Requirements: Write out every line of the entries below as a numbered list, skipping blank lines and omitting the pictures.

※ ※ ※

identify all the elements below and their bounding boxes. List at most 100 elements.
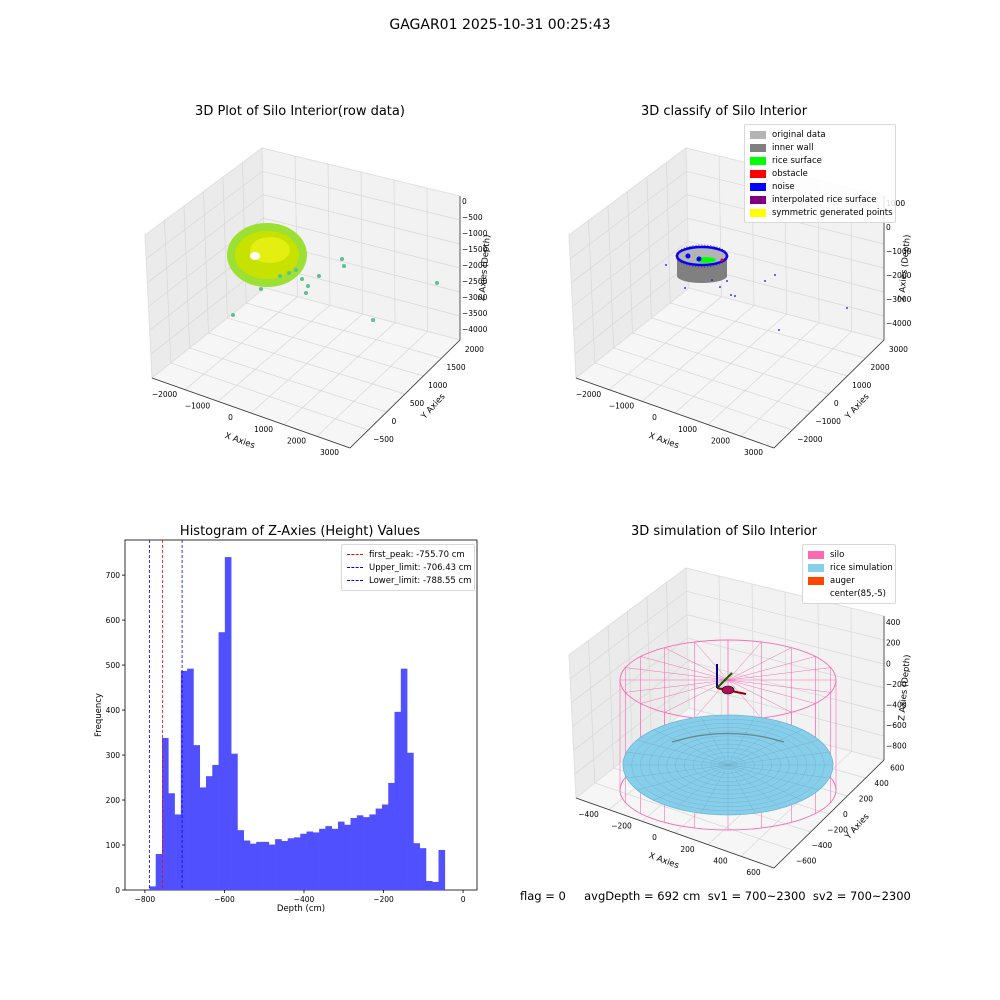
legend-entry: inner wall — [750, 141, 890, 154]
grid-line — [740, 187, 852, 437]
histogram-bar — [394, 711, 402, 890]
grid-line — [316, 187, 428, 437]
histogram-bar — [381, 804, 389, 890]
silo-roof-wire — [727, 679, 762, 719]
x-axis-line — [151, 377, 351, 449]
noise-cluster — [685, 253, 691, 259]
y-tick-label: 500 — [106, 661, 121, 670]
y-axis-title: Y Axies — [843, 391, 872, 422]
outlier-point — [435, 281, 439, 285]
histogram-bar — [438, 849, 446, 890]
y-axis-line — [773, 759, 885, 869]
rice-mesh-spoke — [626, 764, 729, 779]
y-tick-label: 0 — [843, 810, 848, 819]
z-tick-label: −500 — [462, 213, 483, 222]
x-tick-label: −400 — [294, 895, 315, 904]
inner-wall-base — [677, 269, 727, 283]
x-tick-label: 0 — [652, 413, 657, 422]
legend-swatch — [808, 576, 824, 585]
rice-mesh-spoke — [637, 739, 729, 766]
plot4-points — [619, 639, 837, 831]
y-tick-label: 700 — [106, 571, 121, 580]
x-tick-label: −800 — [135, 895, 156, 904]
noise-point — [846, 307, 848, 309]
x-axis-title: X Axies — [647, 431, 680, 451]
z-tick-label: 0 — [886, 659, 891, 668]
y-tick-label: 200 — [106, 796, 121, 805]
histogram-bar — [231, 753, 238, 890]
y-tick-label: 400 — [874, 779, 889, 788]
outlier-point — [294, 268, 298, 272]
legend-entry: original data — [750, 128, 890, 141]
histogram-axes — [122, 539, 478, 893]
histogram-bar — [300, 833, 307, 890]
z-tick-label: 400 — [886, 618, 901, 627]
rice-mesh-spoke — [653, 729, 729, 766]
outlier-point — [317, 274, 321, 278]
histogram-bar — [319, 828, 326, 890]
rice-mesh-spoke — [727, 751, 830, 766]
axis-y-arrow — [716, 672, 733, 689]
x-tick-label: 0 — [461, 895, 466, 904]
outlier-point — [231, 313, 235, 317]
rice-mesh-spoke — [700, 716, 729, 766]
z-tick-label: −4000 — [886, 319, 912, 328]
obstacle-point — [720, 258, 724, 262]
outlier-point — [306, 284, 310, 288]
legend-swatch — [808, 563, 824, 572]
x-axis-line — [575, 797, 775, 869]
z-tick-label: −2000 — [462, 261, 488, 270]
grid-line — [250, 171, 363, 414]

※ ※ ※

Solution for this exercise:
1. identify all the elements below and their bounding boxes. List at most 100 elements.
2. legend-entry: inner wall — [750, 141, 890, 154]
3. grid-line — [740, 187, 852, 437]
4. histogram-bar — [394, 711, 402, 890]
5. grid-line — [316, 187, 428, 437]
6. histogram-bar — [381, 804, 389, 890]
7. silo-roof-wire — [727, 679, 762, 719]
8. x-axis-line — [151, 377, 351, 449]
9. noise-cluster — [685, 253, 691, 259]
10. y-tick-label: 500 — [106, 661, 121, 670]
11. y-axis-title: Y Axies — [843, 391, 872, 422]
12. outlier-point — [435, 281, 439, 285]
13. histogram-bar — [438, 849, 446, 890]
14. y-axis-line — [773, 759, 885, 869]
15. rice-mesh-spoke — [626, 764, 729, 779]
16. y-tick-label: 0 — [843, 810, 848, 819]
17. z-tick-label: −500 — [462, 213, 483, 222]
18. x-tick-label: −400 — [294, 895, 315, 904]
19. inner-wall-base — [677, 269, 727, 283]
20. x-tick-label: 0 — [652, 413, 657, 422]
21. legend-swatch — [808, 576, 824, 585]
22. rice-mesh-spoke — [637, 739, 729, 766]
23. plot4-points — [619, 639, 837, 831]
24. y-tick-label: 700 — [106, 571, 121, 580]
25. x-tick-label: −800 — [135, 895, 156, 904]
26. noise-point — [846, 307, 848, 309]
27. x-axis-title: X Axies — [647, 431, 680, 451]
28. z-tick-label: 0 — [886, 659, 891, 668]
29. y-tick-label: 200 — [106, 796, 121, 805]
30. histogram-bar — [231, 753, 238, 890]
31. y-tick-label: 400 — [874, 779, 889, 788]
32. outlier-point — [294, 268, 298, 272]
33. legend-entry: original data — [750, 128, 890, 141]
34. histogram-axes — [122, 539, 478, 893]
35. histogram-bar — [300, 833, 307, 890]
36. z-tick-label: 400 — [886, 618, 901, 627]
37. rice-mesh-spoke — [653, 729, 729, 766]
38. outlier-point — [317, 274, 321, 278]
39. histogram-bar — [319, 828, 326, 890]
40. rice-mesh-spoke — [727, 751, 830, 766]
41. axis-y-arrow — [716, 672, 733, 689]
42. x-tick-label: 0 — [461, 895, 466, 904]
43. outlier-point — [231, 313, 235, 317]
44. rice-mesh-spoke — [700, 716, 729, 766]
45. z-tick-label: −4000 — [886, 319, 912, 328]
46. obstacle-point — [720, 258, 724, 262]
47. outlier-point — [306, 284, 310, 288]
48. legend-swatch — [808, 563, 824, 572]
49. x-axis-line — [575, 797, 775, 869]
50. z-tick-label: −2000 — [462, 261, 488, 270]
51. grid-line — [250, 171, 363, 414]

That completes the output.